Exercises:
a – Reproduce word for word the stretch of the Sporn harness thread from "# Sporn no pull" through "it doesnt help.".
b – Name every distinct username that appears in a heading of the Sporn harness thread, listing each name once.

Passage to read:
# Sporn no pull harness



## marksteven (Aug 2, 2008)

Has anyone had success with the Sporn no pull harness with the padded leg straps. when i use a gentle leader, my dog acts like its a signal to pull. when using a Prong collar and corrections it doesnt help.


----------



## AbbyK9 (Oct 11, 2005)

I have not used it myself, but my friend has used it on her JRT mix. She encountered two problems - one, the harness rubbed underneath his armpits, and two, if there was enough slack on the lead, he could get both legs out of the harness. (Talented little dog.)


----------



## zad (Jul 17, 2008)

I just bought one for my 9 month old GSD. He stopped pulling from the first time we tried it just make sure you adjust the buckle strap then the ring where leash hooks up to must be also be adjusted. If it is adjusted properly and having the right size it should never come off. Good Luck


----------



## Sherush (Jan 12, 2008)

Yes we use it and it works well with Jesse. And we use it with a 26 foot retractable lead and it doesn't interfere with that lead retraction, and if he hits the end it slows him down and we don't get a huge jolt like before, now he seems to very rarely hit the length.


----------



## AbbyK9 (Oct 11, 2005)

> Quote:Yes we use it and it works well with Jesse. And we use it with a 26 foot retractable lead and it doesn't interfere with that lead retraction, and if he hits the end it slows him down and we don't get a huge jolt like before, now he seems to very rarely hit the length.


Not to take this thread off topic, but I have a question. The Sporn harness is designed to prevent a dog from pulling so you can work on good leash manners. A retractable leash encourages pulling by extending when the dog pulls against it. Wouldn't using both together really confuse the dog?


----------



## LisaT (Feb 7, 2005)

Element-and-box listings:

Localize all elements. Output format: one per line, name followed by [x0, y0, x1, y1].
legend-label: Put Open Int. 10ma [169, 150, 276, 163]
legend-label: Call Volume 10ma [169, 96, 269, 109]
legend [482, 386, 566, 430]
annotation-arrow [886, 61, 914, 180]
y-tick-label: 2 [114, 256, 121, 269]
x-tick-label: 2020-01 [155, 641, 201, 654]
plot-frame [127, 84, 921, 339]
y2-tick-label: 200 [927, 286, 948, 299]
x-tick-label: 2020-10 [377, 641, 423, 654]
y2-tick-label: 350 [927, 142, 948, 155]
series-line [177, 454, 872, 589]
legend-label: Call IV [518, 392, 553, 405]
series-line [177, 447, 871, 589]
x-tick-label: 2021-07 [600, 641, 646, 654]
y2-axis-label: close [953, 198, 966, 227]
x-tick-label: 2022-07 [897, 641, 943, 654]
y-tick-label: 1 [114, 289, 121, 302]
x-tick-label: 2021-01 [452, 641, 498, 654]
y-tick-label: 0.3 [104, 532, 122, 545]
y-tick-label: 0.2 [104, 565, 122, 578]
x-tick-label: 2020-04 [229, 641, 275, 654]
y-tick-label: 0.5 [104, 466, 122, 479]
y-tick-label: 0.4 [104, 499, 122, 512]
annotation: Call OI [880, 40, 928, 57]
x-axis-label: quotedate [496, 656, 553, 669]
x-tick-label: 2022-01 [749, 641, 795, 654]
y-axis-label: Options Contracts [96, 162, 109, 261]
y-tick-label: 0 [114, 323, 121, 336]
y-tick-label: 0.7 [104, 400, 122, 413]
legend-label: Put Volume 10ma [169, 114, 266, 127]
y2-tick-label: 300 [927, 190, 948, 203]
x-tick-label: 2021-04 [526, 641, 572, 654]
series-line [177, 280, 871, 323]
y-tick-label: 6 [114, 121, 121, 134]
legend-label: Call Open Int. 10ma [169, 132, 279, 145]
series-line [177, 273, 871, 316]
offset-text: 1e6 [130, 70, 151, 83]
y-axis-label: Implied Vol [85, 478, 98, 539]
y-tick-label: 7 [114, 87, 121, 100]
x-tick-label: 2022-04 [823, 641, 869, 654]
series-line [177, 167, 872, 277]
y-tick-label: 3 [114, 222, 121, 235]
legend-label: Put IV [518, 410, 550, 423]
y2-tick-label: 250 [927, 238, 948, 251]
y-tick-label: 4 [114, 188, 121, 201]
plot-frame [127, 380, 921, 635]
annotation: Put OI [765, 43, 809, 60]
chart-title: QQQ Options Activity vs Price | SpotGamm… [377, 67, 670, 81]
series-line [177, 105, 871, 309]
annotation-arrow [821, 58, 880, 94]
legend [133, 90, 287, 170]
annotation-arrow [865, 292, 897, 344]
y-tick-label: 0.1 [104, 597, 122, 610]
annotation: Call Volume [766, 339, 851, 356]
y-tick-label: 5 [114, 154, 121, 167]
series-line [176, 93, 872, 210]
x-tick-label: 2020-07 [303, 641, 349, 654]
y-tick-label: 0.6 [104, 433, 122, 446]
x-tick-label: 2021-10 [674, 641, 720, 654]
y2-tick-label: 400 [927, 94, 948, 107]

Exercise answers:
a –
# Sporn no pull harness



## marksteven (Aug 2, 2008)

Has anyone had success with the Sporn no pull harness with the padded leg straps. when i use a gentle leader, my dog acts like its a signal to pull. when using a Prong collar and corrections it doesnt help.

b –
marksteven
AbbyK9
zad
Sherush
LisaT